--- Data provided ---

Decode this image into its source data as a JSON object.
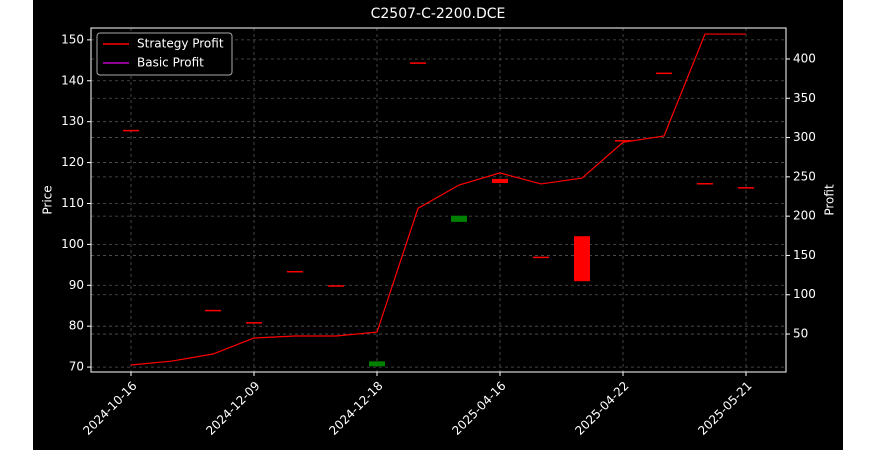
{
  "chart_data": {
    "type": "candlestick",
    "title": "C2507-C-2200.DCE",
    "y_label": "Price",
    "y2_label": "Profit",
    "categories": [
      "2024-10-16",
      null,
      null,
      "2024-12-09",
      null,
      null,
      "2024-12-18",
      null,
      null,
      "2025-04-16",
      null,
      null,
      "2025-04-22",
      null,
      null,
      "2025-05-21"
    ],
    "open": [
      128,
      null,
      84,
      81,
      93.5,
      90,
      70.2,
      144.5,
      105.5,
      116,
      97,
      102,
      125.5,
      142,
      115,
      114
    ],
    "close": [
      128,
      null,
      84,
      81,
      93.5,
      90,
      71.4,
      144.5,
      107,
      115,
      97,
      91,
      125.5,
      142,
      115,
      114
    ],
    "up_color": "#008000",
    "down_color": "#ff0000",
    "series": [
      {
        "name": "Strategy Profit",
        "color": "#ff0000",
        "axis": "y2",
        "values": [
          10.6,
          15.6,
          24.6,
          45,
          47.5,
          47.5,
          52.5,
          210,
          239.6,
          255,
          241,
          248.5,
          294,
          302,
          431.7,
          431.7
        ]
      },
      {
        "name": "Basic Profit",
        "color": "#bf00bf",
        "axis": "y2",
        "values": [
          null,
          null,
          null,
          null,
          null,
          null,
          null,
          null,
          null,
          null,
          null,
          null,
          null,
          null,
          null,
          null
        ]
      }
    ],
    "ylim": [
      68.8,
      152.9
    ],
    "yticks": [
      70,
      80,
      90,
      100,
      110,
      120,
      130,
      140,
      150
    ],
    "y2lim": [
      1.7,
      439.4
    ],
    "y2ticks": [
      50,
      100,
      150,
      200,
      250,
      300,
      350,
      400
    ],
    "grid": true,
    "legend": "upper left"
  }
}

---
--- Data provided ---

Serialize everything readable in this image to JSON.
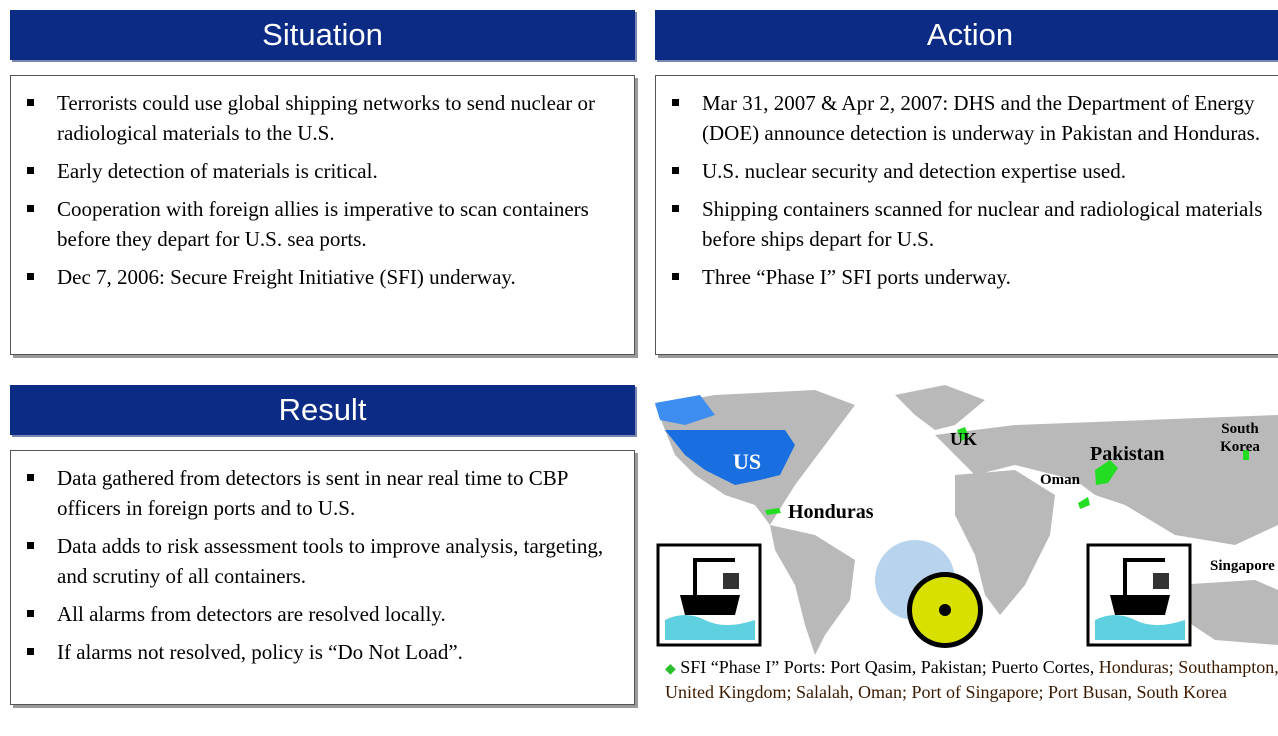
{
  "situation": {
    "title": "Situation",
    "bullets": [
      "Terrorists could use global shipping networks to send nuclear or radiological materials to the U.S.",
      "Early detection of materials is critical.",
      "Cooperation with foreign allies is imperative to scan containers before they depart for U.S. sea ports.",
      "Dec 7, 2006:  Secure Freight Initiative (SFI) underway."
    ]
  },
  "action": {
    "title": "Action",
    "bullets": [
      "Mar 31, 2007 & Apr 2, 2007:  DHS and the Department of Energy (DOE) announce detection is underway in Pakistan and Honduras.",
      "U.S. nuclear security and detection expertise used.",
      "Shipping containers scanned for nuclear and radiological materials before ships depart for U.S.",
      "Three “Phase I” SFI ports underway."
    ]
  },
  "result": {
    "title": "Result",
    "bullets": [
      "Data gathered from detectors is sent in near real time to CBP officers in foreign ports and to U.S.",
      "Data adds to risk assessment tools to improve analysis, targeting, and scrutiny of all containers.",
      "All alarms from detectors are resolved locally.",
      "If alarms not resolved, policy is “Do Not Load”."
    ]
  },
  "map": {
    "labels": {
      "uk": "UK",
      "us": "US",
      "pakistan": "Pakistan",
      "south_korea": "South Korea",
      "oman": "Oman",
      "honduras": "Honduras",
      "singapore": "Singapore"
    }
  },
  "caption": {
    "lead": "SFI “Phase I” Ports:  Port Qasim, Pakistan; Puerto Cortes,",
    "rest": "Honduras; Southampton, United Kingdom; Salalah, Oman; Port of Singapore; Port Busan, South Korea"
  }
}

---

#### Written instruction
Your task is to list each line of the records with the word "Singapore".

#### Answer to the task
      "singapore": "Singapore"
    "rest": "Honduras; Southampton, United Kingdom; Salalah, Oman; Port of Singapore; Port Busan, South Korea"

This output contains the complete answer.